Exercise aim >>
In the material below, list every line carrying the string "true".

Dataset excerpts
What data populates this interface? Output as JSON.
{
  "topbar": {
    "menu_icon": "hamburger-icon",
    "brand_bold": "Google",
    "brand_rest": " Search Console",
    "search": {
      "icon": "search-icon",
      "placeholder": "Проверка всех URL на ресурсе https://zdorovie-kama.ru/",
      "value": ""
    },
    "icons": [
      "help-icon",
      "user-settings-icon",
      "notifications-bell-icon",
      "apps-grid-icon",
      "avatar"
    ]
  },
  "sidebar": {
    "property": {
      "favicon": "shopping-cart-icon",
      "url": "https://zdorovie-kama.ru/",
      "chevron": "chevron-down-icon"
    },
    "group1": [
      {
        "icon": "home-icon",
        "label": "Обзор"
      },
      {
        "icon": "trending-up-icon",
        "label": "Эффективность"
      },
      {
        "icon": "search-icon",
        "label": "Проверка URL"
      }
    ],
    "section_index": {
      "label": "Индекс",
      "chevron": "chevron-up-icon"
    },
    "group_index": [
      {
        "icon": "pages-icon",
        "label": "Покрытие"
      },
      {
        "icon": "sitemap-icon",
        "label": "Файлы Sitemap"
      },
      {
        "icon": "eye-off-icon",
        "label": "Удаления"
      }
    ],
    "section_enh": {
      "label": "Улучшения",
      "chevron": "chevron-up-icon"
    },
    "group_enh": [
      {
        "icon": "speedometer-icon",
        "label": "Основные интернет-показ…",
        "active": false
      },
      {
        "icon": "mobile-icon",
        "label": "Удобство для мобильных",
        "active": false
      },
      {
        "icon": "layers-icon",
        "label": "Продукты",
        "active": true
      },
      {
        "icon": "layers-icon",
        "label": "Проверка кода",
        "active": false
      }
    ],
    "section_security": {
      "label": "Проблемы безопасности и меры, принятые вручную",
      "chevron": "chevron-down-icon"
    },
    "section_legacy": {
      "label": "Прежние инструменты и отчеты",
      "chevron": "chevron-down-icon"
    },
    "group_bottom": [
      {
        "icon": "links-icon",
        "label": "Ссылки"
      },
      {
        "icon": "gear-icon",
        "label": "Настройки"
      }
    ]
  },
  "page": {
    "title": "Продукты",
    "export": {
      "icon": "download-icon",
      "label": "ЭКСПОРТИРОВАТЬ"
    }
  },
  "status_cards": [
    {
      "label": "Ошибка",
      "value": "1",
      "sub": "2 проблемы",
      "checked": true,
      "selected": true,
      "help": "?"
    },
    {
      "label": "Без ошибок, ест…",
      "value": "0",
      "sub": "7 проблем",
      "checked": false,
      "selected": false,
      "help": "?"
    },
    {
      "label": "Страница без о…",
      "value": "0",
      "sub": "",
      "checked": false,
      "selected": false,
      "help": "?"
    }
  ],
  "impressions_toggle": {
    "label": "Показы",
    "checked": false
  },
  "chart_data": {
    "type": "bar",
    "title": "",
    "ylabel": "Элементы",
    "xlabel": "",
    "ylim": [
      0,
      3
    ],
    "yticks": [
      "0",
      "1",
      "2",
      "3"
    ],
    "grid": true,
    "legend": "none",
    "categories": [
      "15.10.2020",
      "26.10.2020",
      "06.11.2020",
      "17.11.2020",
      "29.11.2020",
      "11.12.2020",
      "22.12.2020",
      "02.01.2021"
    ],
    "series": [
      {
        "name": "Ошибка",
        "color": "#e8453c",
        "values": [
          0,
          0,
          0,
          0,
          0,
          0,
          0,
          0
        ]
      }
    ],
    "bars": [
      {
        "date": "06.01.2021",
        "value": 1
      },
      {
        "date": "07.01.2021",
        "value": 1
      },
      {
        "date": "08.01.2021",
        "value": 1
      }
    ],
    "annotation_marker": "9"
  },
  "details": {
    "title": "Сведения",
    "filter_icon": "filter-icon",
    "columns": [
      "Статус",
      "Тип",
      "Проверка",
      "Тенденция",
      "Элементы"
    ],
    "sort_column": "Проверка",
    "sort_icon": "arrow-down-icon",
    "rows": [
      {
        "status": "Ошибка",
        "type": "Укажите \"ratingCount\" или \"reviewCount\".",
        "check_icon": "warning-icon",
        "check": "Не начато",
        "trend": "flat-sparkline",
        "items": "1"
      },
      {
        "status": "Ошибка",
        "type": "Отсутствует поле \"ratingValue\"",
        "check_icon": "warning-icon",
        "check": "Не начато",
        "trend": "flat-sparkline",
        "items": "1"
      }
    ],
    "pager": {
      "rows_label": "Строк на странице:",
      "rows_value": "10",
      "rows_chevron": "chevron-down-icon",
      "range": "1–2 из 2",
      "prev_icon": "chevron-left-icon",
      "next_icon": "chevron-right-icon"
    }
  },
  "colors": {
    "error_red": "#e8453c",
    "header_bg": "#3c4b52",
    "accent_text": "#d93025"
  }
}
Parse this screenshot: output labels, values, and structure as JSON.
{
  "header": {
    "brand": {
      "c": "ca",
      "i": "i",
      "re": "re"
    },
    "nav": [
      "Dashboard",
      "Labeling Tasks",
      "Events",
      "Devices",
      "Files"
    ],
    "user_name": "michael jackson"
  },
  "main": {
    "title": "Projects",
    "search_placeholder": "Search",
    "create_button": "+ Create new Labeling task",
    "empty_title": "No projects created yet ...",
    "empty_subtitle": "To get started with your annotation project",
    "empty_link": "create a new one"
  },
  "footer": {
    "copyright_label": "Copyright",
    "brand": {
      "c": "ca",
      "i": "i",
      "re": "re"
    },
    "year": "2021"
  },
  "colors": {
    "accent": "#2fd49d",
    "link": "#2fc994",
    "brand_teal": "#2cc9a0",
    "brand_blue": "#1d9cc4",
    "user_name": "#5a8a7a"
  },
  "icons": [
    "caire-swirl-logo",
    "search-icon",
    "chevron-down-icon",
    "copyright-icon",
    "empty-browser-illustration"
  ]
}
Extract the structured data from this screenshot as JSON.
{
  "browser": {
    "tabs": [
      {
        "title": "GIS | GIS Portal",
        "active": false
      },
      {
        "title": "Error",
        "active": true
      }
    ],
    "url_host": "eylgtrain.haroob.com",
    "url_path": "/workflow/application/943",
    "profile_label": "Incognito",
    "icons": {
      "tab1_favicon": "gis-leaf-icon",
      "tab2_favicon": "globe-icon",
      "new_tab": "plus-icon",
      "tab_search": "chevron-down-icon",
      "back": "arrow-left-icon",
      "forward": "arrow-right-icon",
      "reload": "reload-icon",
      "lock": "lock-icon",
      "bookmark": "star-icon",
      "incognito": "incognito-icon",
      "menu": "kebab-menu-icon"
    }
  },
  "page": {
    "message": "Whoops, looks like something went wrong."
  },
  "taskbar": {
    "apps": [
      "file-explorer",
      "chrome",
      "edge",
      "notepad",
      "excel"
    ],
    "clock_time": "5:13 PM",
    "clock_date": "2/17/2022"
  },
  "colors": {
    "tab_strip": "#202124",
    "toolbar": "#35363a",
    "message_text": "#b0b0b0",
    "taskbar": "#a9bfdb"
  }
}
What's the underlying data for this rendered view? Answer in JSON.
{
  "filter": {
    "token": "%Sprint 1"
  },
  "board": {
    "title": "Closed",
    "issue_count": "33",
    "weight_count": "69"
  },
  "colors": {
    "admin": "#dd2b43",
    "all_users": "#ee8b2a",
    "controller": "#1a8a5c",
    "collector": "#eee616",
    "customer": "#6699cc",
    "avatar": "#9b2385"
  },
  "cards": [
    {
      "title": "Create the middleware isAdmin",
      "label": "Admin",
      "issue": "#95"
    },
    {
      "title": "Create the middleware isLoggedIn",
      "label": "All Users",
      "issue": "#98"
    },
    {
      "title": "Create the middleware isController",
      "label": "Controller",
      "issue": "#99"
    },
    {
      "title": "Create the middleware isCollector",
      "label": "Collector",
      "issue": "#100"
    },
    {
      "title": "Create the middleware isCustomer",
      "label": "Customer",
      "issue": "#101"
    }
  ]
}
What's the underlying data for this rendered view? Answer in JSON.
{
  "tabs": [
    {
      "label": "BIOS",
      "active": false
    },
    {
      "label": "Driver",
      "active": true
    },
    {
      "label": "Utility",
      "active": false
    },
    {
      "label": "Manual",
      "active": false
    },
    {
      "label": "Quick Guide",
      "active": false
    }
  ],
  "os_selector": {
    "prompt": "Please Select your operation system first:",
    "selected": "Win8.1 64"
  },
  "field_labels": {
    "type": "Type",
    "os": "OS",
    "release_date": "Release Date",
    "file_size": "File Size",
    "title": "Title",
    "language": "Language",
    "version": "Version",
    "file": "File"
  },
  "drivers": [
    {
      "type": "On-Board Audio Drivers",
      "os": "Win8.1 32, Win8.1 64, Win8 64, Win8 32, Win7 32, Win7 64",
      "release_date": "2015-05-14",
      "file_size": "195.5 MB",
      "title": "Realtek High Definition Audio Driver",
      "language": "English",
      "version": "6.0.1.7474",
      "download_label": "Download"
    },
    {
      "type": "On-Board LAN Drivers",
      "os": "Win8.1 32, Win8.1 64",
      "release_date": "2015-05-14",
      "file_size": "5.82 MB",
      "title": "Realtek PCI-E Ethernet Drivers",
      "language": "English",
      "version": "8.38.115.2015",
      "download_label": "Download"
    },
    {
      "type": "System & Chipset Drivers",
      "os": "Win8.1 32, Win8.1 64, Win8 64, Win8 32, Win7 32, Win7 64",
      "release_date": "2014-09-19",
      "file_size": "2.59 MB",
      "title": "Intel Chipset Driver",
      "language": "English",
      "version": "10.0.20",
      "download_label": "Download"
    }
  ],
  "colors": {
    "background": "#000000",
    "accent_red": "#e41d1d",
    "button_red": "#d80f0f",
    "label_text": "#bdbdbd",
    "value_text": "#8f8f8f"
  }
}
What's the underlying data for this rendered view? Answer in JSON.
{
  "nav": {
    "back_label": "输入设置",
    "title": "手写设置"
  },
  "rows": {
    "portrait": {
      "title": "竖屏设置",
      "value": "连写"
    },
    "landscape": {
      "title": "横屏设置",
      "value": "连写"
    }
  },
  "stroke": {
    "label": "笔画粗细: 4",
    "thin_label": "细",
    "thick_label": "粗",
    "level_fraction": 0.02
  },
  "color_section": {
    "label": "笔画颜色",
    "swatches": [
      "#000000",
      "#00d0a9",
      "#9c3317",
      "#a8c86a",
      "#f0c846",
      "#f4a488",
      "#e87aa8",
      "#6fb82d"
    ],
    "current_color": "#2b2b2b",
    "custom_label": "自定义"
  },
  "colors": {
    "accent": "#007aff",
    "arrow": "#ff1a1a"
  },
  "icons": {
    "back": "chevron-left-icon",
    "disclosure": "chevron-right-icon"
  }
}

Problem solution >>
        "active": true
      "checked": true,
      "selected": true,
    "grid": true,
        "active": true
      "active": true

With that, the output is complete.